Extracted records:

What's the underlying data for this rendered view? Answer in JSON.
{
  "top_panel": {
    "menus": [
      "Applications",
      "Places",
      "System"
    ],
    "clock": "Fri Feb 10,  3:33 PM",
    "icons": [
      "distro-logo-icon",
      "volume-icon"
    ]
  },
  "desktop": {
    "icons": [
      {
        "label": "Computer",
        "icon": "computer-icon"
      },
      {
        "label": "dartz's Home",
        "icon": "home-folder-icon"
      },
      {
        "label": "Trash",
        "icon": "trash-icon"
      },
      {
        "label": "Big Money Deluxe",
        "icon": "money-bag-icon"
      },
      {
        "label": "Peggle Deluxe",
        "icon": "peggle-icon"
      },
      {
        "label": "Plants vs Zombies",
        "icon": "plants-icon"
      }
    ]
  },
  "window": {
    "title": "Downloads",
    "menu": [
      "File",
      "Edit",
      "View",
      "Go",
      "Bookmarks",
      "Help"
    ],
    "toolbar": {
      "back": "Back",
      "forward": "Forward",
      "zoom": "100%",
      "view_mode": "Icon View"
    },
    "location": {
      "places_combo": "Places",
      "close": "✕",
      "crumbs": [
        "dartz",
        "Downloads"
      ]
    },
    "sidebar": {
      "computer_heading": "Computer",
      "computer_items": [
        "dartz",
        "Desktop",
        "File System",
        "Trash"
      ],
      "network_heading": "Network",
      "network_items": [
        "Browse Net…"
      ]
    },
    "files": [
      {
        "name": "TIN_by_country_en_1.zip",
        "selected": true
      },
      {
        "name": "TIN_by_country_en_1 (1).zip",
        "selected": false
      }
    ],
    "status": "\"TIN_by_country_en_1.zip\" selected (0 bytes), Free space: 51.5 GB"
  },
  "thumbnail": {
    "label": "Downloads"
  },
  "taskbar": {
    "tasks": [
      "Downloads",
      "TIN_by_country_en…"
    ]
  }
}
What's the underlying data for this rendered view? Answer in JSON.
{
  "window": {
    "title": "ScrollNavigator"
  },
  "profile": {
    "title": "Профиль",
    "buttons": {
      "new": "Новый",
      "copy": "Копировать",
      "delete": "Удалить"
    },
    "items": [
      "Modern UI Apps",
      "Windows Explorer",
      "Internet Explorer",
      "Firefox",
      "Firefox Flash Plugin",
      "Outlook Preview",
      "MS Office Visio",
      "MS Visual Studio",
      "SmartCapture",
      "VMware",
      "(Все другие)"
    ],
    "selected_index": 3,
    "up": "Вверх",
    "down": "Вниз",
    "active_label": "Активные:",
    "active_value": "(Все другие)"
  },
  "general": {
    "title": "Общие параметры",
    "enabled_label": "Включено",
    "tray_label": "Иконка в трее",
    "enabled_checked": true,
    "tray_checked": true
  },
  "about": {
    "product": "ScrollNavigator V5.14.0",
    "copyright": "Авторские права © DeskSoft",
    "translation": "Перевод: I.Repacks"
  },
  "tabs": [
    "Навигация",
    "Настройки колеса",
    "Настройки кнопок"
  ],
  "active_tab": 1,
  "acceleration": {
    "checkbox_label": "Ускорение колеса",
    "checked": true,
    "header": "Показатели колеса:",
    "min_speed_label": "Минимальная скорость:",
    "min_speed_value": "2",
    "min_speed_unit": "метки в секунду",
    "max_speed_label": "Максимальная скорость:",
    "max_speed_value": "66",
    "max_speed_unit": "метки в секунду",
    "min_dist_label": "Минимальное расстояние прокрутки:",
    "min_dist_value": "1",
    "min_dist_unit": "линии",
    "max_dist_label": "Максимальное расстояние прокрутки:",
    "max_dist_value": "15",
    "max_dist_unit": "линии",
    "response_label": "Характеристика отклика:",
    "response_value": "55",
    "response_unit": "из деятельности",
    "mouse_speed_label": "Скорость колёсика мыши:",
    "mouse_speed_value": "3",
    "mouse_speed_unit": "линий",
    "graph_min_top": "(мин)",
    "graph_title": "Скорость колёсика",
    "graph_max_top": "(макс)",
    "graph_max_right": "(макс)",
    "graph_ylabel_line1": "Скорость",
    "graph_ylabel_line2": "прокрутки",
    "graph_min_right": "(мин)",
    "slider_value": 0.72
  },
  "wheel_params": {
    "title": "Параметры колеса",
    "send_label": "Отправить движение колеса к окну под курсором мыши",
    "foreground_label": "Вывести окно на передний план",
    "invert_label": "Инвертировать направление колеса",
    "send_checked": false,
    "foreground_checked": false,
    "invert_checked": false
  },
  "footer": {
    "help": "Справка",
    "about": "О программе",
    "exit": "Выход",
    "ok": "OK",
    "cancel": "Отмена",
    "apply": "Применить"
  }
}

**WRITTEN EXERCISE**
Repeat each record exactly, leaving nothing out.

**SOLUTION TO THE EXERCISE**
What's the underlying data for this rendered view? Answer in JSON.
{
  "top_panel": {
    "menus": [
      "Applications",
      "Places",
      "System"
    ],
    "clock": "Fri Feb 10,  3:33 PM",
    "icons": [
      "distro-logo-icon",
      "volume-icon"
    ]
  },
  "desktop": {
    "icons": [
      {
        "label": "Computer",
        "icon": "computer-icon"
      },
      {
        "label": "dartz's Home",
        "icon": "home-folder-icon"
      },
      {
        "label": "Trash",
        "icon": "trash-icon"
      },
      {
        "label": "Big Money Deluxe",
        "icon": "money-bag-icon"
      },
      {
        "label": "Peggle Deluxe",
        "icon": "peggle-icon"
      },
      {
        "label": "Plants vs Zombies",
        "icon": "plants-icon"
      }
    ]
  },
  "window": {
    "title": "Downloads",
    "menu": [
      "File",
      "Edit",
      "View",
      "Go",
      "Bookmarks",
      "Help"
    ],
    "toolbar": {
      "back": "Back",
      "forward": "Forward",
      "zoom": "100%",
      "view_mode": "Icon View"
    },
    "location": {
      "places_combo": "Places",
      "close": "✕",
      "crumbs": [
        "dartz",
        "Downloads"
      ]
    },
    "sidebar": {
      "computer_heading": "Computer",
      "computer_items": [
        "dartz",
        "Desktop",
        "File System",
        "Trash"
      ],
      "network_heading": "Network",
      "network_items": [
        "Browse Net…"
      ]
    },
    "files": [
      {
        "name": "TIN_by_country_en_1.zip",
        "selected": true
      },
      {
        "name": "TIN_by_country_en_1 (1).zip",
        "selected": false
      }
    ],
    "status": "\"TIN_by_country_en_1.zip\" selected (0 bytes), Free space: 51.5 GB"
  },
  "thumbnail": {
    "label": "Downloads"
  },
  "taskbar": {
    "tasks": [
      "Downloads",
      "TIN_by_country_en…"
    ]
  }
}
What's the underlying data for this rendered view? Answer in JSON.
{
  "window": {
    "title": "ScrollNavigator"
  },
  "profile": {
    "title": "Профиль",
    "buttons": {
      "new": "Новый",
      "copy": "Копировать",
      "delete": "Удалить"
    },
    "items": [
      "Modern UI Apps",
      "Windows Explorer",
      "Internet Explorer",
      "Firefox",
      "Firefox Flash Plugin",
      "Outlook Preview",
      "MS Office Visio",
      "MS Visual Studio",
      "SmartCapture",
      "VMware",
      "(Все другие)"
    ],
    "selected_index": 3,
    "up": "Вверх",
    "down": "Вниз",
    "active_label": "Активные:",
    "active_value": "(Все другие)"
  },
  "general": {
    "title": "Общие параметры",
    "enabled_label": "Включено",
    "tray_label": "Иконка в трее",
    "enabled_checked": true,
    "tray_checked": true
  },
  "about": {
    "product": "ScrollNavigator V5.14.0",
    "copyright": "Авторские права © DeskSoft",
    "translation": "Перевод: I.Repacks"
  },
  "tabs": [
    "Навигация",
    "Настройки колеса",
    "Настройки кнопок"
  ],
  "active_tab": 1,
  "acceleration": {
    "checkbox_label": "Ускорение колеса",
    "checked": true,
    "header": "Показатели колеса:",
    "min_speed_label": "Минимальная скорость:",
    "min_speed_value": "2",
    "min_speed_unit": "метки в секунду",
    "max_speed_label": "Максимальная скорость:",
    "max_speed_value": "66",
    "max_speed_unit": "метки в секунду",
    "min_dist_label": "Минимальное расстояние прокрутки:",
    "min_dist_value": "1",
    "min_dist_unit": "линии",
    "max_dist_label": "Максимальное расстояние прокрутки:",
    "max_dist_value": "15",
    "max_dist_unit": "линии",
    "response_label": "Характеристика отклика:",
    "response_value": "55",
    "response_unit": "из деятельности",
    "mouse_speed_label": "Скорость колёсика мыши:",
    "mouse_speed_value": "3",
    "mouse_speed_unit": "линий",
    "graph_min_top": "(мин)",
    "graph_title": "Скорость колёсика",
    "graph_max_top": "(макс)",
    "graph_max_right": "(макс)",
    "graph_ylabel_line1": "Скорость",
    "graph_ylabel_line2": "прокрутки",
    "graph_min_right": "(мин)",
    "slider_value": 0.72
  },
  "wheel_params": {
    "title": "Параметры колеса",
    "send_label": "Отправить движение колеса к окну под курсором мыши",
    "foreground_label": "Вывести окно на передний план",
    "invert_label": "Инвертировать направление колеса",
    "send_checked": false,
    "foreground_checked": false,
    "invert_checked": false
  },
  "footer": {
    "help": "Справка",
    "about": "О программе",
    "exit": "Выход",
    "ok": "OK",
    "cancel": "Отмена",
    "apply": "Применить"
  }
}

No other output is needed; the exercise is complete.